[SOURCE RECORDS]
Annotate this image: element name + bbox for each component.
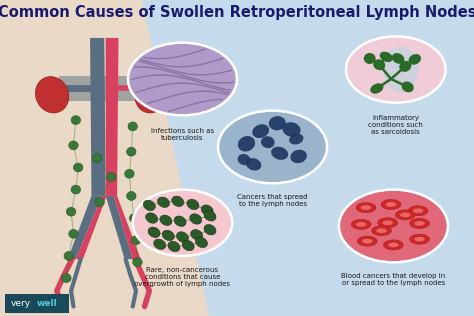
Ellipse shape — [172, 196, 184, 206]
Ellipse shape — [73, 163, 83, 172]
Ellipse shape — [92, 154, 102, 162]
Circle shape — [346, 36, 446, 103]
Ellipse shape — [372, 226, 392, 236]
Ellipse shape — [131, 236, 141, 245]
Ellipse shape — [401, 82, 414, 92]
Ellipse shape — [246, 158, 261, 171]
Polygon shape — [142, 0, 474, 316]
Ellipse shape — [36, 77, 69, 113]
Ellipse shape — [410, 218, 429, 228]
Polygon shape — [106, 196, 133, 259]
Polygon shape — [114, 196, 141, 259]
Ellipse shape — [237, 154, 251, 165]
Ellipse shape — [400, 212, 410, 217]
Ellipse shape — [154, 239, 166, 249]
Ellipse shape — [410, 234, 429, 244]
Ellipse shape — [351, 219, 371, 229]
Ellipse shape — [69, 141, 78, 150]
Ellipse shape — [238, 136, 255, 152]
Ellipse shape — [64, 252, 73, 260]
Ellipse shape — [107, 173, 116, 181]
Ellipse shape — [414, 221, 425, 226]
Ellipse shape — [357, 236, 377, 246]
Ellipse shape — [409, 54, 421, 65]
Ellipse shape — [182, 240, 194, 251]
Ellipse shape — [135, 77, 168, 113]
Ellipse shape — [356, 203, 376, 213]
Text: very: very — [10, 300, 30, 308]
Ellipse shape — [261, 136, 274, 148]
Ellipse shape — [133, 258, 142, 267]
Ellipse shape — [160, 215, 172, 225]
Ellipse shape — [291, 150, 307, 163]
Ellipse shape — [148, 227, 160, 237]
Ellipse shape — [127, 147, 136, 156]
Ellipse shape — [376, 228, 387, 233]
Circle shape — [218, 111, 327, 183]
Ellipse shape — [162, 230, 174, 240]
Ellipse shape — [201, 205, 213, 215]
Ellipse shape — [381, 199, 401, 210]
Ellipse shape — [408, 206, 428, 216]
Text: Common Causes of Swollen Retroperitoneal Lymph Nodes: Common Causes of Swollen Retroperitoneal… — [0, 5, 474, 20]
Ellipse shape — [413, 209, 423, 213]
Ellipse shape — [69, 229, 78, 238]
Ellipse shape — [373, 59, 385, 70]
Text: Infections such as
tuberculosis: Infections such as tuberculosis — [151, 128, 214, 141]
Ellipse shape — [383, 221, 393, 225]
Polygon shape — [76, 196, 107, 259]
Ellipse shape — [127, 191, 136, 200]
Ellipse shape — [129, 214, 139, 222]
Ellipse shape — [269, 116, 286, 130]
Ellipse shape — [146, 213, 158, 223]
Ellipse shape — [383, 46, 418, 93]
Ellipse shape — [395, 210, 415, 220]
Ellipse shape — [383, 240, 403, 250]
Ellipse shape — [271, 147, 288, 160]
Circle shape — [128, 43, 237, 115]
Ellipse shape — [380, 52, 393, 62]
Ellipse shape — [399, 61, 411, 72]
Ellipse shape — [392, 53, 404, 64]
Ellipse shape — [176, 232, 189, 242]
Polygon shape — [5, 294, 69, 313]
Ellipse shape — [191, 230, 203, 240]
Ellipse shape — [362, 239, 373, 243]
Ellipse shape — [174, 216, 186, 226]
Ellipse shape — [289, 134, 303, 144]
Polygon shape — [90, 38, 106, 196]
Ellipse shape — [388, 243, 399, 247]
Ellipse shape — [283, 122, 301, 137]
Ellipse shape — [71, 185, 81, 194]
Circle shape — [339, 190, 448, 262]
Ellipse shape — [364, 53, 375, 64]
Ellipse shape — [378, 218, 398, 228]
Ellipse shape — [143, 200, 155, 210]
Text: Blood cancers that develop in
or spread to the lymph nodes: Blood cancers that develop in or spread … — [341, 273, 446, 286]
Ellipse shape — [361, 205, 371, 210]
Ellipse shape — [125, 169, 134, 178]
Ellipse shape — [71, 116, 81, 125]
Text: well: well — [37, 300, 58, 308]
Ellipse shape — [252, 124, 269, 138]
Circle shape — [133, 190, 232, 256]
Polygon shape — [59, 76, 145, 101]
Text: Rare, non-cancerous
conditions that cause
overgrowth of lymph nodes: Rare, non-cancerous conditions that caus… — [135, 267, 230, 287]
Ellipse shape — [204, 225, 216, 235]
Ellipse shape — [95, 198, 104, 207]
Ellipse shape — [187, 199, 199, 210]
Ellipse shape — [204, 211, 216, 221]
Ellipse shape — [128, 122, 137, 131]
Polygon shape — [68, 196, 102, 259]
Ellipse shape — [386, 202, 396, 207]
Ellipse shape — [66, 207, 76, 216]
Ellipse shape — [190, 214, 202, 224]
Ellipse shape — [168, 241, 180, 252]
Ellipse shape — [356, 222, 366, 227]
Ellipse shape — [195, 237, 208, 247]
Ellipse shape — [157, 197, 170, 207]
Ellipse shape — [62, 274, 71, 283]
Polygon shape — [106, 38, 118, 196]
Ellipse shape — [414, 237, 425, 242]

[DIRECTIVE]
Find every line in the listing above that contains the word "Rare" with the same capitalization, and write out each of those lines in full.

[WRITTEN RESPONSE]
Text: Rare, non-cancerous
overgrowth of lymph nodes: Rare, non-cancerous conditions that caus… — [135, 267, 230, 287]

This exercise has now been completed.